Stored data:

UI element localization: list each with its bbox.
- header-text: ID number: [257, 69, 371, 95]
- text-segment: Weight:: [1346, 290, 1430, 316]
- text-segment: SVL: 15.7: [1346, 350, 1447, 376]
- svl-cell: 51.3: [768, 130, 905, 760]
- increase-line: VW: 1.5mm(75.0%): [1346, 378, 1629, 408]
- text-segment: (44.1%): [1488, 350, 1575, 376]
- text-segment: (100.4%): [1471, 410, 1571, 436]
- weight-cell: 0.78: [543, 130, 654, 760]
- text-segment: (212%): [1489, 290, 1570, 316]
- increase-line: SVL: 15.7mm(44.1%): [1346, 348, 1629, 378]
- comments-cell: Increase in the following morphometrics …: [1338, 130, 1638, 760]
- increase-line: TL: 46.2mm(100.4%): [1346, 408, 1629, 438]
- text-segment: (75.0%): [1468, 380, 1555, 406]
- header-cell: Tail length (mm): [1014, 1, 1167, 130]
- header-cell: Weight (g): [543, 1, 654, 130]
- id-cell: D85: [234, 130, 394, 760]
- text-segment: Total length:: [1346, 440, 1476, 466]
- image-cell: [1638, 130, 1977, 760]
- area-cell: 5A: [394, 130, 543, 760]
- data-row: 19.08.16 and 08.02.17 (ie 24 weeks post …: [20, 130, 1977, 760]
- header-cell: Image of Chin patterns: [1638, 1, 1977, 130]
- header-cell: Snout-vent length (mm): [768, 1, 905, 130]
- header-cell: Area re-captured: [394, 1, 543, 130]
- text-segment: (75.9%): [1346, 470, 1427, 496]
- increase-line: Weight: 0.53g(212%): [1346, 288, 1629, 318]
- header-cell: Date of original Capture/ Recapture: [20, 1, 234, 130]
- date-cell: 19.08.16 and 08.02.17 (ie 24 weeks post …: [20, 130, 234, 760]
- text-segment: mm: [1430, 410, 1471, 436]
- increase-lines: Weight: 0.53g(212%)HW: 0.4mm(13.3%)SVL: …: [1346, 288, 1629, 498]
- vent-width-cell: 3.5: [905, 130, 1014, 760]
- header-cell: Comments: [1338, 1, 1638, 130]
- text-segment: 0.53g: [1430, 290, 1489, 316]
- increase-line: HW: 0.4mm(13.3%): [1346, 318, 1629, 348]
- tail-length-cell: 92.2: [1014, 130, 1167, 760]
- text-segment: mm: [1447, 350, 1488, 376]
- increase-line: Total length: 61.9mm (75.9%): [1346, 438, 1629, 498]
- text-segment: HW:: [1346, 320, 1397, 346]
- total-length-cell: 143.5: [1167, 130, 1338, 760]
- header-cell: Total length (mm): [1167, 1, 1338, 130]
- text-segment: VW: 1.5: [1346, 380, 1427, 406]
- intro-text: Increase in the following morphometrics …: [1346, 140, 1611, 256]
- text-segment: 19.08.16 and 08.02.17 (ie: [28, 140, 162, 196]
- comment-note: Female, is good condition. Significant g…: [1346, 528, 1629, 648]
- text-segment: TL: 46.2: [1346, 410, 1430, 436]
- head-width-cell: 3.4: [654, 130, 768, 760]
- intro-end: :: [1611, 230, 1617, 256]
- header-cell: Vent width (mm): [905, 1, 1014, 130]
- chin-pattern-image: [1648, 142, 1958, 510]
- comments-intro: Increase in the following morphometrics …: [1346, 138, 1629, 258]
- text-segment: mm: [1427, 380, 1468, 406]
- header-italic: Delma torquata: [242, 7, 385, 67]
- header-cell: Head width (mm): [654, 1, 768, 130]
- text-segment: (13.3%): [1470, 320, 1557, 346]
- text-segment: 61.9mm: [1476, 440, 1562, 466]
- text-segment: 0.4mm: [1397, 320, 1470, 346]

TASK TO COMPLETE:
Can you give back the material above line for line, keeping every character the same?

ANSWER FOR THIS EXERCISE:
UI element localization: list each with its bbox.
- header-text: ID number: [257, 69, 371, 95]
- text-segment: Weight:: [1346, 290, 1430, 316]
- text-segment: SVL: 15.7: [1346, 350, 1447, 376]
- svl-cell: 51.3: [768, 130, 905, 760]
- increase-line: VW: 1.5mm(75.0%): [1346, 378, 1629, 408]
- text-segment: (44.1%): [1488, 350, 1575, 376]
- text-segment: (100.4%): [1471, 410, 1571, 436]
- weight-cell: 0.78: [543, 130, 654, 760]
- text-segment: (212%): [1489, 290, 1570, 316]
- increase-line: SVL: 15.7mm(44.1%): [1346, 348, 1629, 378]
- comments-cell: Increase in the following morphometrics …: [1338, 130, 1638, 760]
- increase-line: TL: 46.2mm(100.4%): [1346, 408, 1629, 438]
- text-segment: (75.0%): [1468, 380, 1555, 406]
- header-cell: Tail length (mm): [1014, 1, 1167, 130]
- header-cell: Weight (g): [543, 1, 654, 130]
- id-cell: D85: [234, 130, 394, 760]
- text-segment: Total length:: [1346, 440, 1476, 466]
- image-cell: [1638, 130, 1977, 760]
- area-cell: 5A: [394, 130, 543, 760]
- data-row: 19.08.16 and 08.02.17 (ie 24 weeks post …: [20, 130, 1977, 760]
- header-cell: Image of Chin patterns: [1638, 1, 1977, 130]
- header-cell: Snout-vent length (mm): [768, 1, 905, 130]
- header-cell: Area re-captured: [394, 1, 543, 130]
- text-segment: (75.9%): [1346, 470, 1427, 496]
- increase-line: Weight: 0.53g(212%): [1346, 288, 1629, 318]
- header-cell: Date of original Capture/ Recapture: [20, 1, 234, 130]
- date-cell: 19.08.16 and 08.02.17 (ie 24 weeks post …: [20, 130, 234, 760]
- text-segment: mm: [1430, 410, 1471, 436]
- increase-lines: Weight: 0.53g(212%)HW: 0.4mm(13.3%)SVL: …: [1346, 288, 1629, 498]
- vent-width-cell: 3.5: [905, 130, 1014, 760]
- header-cell: Comments: [1338, 1, 1638, 130]
- text-segment: 0.53g: [1430, 290, 1489, 316]
- increase-line: HW: 0.4mm(13.3%): [1346, 318, 1629, 348]
- tail-length-cell: 92.2: [1014, 130, 1167, 760]
- text-segment: mm: [1447, 350, 1488, 376]
- increase-line: Total length: 61.9mm (75.9%): [1346, 438, 1629, 498]
- text-segment: HW:: [1346, 320, 1397, 346]
- total-length-cell: 143.5: [1167, 130, 1338, 760]
- header-cell: Total length (mm): [1167, 1, 1338, 130]
- text-segment: VW: 1.5: [1346, 380, 1427, 406]
- intro-text: Increase in the following morphometrics …: [1346, 140, 1611, 256]
- text-segment: 19.08.16 and 08.02.17 (ie: [28, 140, 162, 196]
- comment-note: Female, is good condition. Significant g…: [1346, 528, 1629, 648]
- text-segment: TL: 46.2: [1346, 410, 1430, 436]
- head-width-cell: 3.4: [654, 130, 768, 760]
- intro-end: :: [1611, 230, 1617, 256]
- header-cell: Vent width (mm): [905, 1, 1014, 130]
- chin-pattern-image: [1648, 142, 1958, 510]
- comments-intro: Increase in the following morphometrics …: [1346, 138, 1629, 258]
- text-segment: mm: [1427, 380, 1468, 406]
- header-italic: Delma torquata: [242, 7, 385, 67]
- header-cell: Head width (mm): [654, 1, 768, 130]
- text-segment: (13.3%): [1470, 320, 1557, 346]
- text-segment: 61.9mm: [1476, 440, 1562, 466]
- text-segment: 0.4mm: [1397, 320, 1470, 346]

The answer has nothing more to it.